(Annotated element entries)
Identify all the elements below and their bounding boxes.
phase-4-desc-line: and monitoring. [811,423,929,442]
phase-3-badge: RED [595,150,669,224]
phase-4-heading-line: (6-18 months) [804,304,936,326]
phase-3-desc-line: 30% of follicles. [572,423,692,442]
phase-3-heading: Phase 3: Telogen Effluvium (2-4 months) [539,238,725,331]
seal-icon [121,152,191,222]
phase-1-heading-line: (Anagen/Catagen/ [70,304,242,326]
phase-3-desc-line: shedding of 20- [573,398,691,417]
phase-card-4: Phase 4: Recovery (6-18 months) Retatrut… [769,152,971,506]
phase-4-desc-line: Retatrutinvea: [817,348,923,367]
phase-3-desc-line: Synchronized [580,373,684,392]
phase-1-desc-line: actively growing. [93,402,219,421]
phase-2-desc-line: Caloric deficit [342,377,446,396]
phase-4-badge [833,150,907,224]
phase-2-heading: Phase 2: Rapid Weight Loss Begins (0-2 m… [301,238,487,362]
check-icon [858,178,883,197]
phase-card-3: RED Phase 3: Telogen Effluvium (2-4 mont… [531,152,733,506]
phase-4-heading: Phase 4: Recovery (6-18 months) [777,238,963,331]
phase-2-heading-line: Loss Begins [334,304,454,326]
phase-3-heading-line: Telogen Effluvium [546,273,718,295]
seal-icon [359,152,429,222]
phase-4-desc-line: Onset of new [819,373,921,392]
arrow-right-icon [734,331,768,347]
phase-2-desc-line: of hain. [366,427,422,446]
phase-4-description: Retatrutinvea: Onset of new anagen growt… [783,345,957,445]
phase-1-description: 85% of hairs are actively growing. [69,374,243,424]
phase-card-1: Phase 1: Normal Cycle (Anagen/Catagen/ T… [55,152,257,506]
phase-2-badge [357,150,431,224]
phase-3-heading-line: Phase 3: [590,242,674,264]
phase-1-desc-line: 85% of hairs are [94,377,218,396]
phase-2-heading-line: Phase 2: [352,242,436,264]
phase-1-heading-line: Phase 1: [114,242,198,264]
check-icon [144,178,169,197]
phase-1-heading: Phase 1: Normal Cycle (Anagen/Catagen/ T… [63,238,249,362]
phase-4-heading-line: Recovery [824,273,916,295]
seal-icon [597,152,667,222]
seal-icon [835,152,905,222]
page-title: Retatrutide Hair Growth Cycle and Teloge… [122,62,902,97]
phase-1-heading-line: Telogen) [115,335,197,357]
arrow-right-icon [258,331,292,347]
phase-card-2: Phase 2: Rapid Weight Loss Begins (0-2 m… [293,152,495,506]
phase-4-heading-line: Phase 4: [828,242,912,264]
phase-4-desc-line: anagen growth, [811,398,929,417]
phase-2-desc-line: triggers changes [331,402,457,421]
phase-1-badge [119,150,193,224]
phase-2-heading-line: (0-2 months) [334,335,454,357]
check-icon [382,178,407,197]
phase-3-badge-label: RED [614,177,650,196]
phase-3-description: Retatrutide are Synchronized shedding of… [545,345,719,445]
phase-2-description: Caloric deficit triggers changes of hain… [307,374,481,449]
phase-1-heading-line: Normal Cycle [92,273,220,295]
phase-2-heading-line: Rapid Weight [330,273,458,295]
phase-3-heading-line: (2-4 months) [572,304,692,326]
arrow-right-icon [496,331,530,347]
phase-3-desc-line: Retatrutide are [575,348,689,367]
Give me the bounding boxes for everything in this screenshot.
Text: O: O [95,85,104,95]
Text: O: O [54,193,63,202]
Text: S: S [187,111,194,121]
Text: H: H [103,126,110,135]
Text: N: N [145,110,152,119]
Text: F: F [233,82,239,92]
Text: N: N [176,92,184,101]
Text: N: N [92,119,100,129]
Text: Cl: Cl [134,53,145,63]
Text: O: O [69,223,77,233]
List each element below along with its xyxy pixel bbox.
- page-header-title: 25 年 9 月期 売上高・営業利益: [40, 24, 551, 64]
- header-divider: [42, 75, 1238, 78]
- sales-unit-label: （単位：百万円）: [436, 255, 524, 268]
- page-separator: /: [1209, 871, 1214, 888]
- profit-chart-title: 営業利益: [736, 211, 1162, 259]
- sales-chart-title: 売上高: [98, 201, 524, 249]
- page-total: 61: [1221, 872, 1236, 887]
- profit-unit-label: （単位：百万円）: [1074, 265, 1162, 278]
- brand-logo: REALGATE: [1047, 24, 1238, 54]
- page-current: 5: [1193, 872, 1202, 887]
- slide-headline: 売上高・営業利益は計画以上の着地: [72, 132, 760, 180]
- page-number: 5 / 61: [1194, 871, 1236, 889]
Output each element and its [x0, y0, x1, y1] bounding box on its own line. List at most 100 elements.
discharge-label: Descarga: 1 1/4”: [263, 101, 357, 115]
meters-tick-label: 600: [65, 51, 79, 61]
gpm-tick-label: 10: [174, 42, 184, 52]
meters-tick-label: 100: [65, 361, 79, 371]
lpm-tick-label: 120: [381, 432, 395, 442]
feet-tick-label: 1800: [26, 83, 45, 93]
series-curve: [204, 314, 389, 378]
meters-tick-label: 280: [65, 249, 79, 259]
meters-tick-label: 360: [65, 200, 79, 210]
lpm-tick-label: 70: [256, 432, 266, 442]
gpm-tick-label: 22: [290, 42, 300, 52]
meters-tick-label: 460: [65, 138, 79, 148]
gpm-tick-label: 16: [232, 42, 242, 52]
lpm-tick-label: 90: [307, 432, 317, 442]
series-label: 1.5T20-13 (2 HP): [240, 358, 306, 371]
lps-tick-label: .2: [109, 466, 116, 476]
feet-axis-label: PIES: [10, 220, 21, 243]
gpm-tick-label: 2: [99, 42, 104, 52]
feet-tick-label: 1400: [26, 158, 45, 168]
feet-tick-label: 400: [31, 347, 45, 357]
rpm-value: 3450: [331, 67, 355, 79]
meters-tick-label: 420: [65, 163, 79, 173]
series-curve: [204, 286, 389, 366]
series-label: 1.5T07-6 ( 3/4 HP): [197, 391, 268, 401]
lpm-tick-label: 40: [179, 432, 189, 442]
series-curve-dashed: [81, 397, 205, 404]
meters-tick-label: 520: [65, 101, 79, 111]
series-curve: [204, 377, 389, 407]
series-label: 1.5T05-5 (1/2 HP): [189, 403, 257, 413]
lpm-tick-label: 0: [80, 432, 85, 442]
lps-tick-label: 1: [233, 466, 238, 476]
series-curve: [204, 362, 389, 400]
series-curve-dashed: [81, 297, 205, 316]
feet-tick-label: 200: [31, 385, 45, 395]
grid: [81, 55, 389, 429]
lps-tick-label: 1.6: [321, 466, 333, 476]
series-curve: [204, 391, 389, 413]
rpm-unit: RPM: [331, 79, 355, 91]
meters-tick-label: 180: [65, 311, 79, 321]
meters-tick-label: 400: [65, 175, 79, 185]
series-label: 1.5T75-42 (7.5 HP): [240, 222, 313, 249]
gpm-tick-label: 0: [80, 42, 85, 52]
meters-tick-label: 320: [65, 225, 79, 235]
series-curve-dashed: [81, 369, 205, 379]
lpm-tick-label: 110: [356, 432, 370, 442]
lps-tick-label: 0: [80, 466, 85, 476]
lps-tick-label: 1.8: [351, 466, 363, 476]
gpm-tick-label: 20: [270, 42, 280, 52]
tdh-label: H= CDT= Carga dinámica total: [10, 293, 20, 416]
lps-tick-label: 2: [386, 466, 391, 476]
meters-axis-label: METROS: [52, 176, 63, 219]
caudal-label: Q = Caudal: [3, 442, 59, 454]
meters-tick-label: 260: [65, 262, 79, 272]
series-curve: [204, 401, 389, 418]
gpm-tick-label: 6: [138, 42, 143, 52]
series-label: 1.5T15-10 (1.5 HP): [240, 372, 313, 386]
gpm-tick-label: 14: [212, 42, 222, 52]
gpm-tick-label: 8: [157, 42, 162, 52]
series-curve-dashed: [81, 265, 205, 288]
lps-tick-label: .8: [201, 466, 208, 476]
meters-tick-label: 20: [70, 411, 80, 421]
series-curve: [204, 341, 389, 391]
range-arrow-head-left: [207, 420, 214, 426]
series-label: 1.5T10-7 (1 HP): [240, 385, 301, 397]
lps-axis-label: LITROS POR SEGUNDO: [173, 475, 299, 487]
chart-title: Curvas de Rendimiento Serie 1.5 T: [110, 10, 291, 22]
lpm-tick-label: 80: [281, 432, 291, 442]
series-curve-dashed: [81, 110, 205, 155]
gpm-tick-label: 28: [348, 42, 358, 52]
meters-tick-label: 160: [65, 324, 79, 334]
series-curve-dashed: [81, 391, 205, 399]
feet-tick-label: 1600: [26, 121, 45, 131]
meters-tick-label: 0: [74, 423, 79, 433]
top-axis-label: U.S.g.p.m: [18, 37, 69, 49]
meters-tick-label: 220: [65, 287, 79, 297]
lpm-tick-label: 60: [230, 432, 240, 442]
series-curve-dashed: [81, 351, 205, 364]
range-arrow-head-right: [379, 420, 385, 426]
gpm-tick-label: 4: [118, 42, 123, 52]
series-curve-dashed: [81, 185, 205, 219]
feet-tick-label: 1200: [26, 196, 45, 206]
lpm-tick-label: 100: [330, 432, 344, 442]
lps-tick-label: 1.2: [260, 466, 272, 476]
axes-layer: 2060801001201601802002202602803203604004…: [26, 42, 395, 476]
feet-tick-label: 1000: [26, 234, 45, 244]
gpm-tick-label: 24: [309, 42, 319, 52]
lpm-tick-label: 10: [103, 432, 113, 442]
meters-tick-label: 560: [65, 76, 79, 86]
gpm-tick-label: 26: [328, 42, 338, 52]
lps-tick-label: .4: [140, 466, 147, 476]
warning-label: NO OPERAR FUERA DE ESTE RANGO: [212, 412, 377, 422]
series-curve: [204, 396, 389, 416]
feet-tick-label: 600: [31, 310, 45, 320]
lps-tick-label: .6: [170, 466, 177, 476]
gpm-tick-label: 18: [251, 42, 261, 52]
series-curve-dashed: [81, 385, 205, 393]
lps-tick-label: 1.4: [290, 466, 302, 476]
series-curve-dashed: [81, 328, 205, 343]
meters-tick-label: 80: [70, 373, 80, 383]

TASK BRIEF » Rewrite the records from the start down to the line holding "seal-icon [121,152,191,222]", with "monitoring" changed to "tracking" and nothing else altered.

EXPECTED ANSWER »
Identify all the elements below and their bounding boxes.
phase-4-desc-line: and tracking. [811,423,929,442]
phase-3-badge: RED [595,150,669,224]
phase-4-heading-line: (6-18 months) [804,304,936,326]
phase-3-desc-line: 30% of follicles. [572,423,692,442]
phase-3-heading: Phase 3: Telogen Effluvium (2-4 months) [539,238,725,331]
seal-icon [121,152,191,222]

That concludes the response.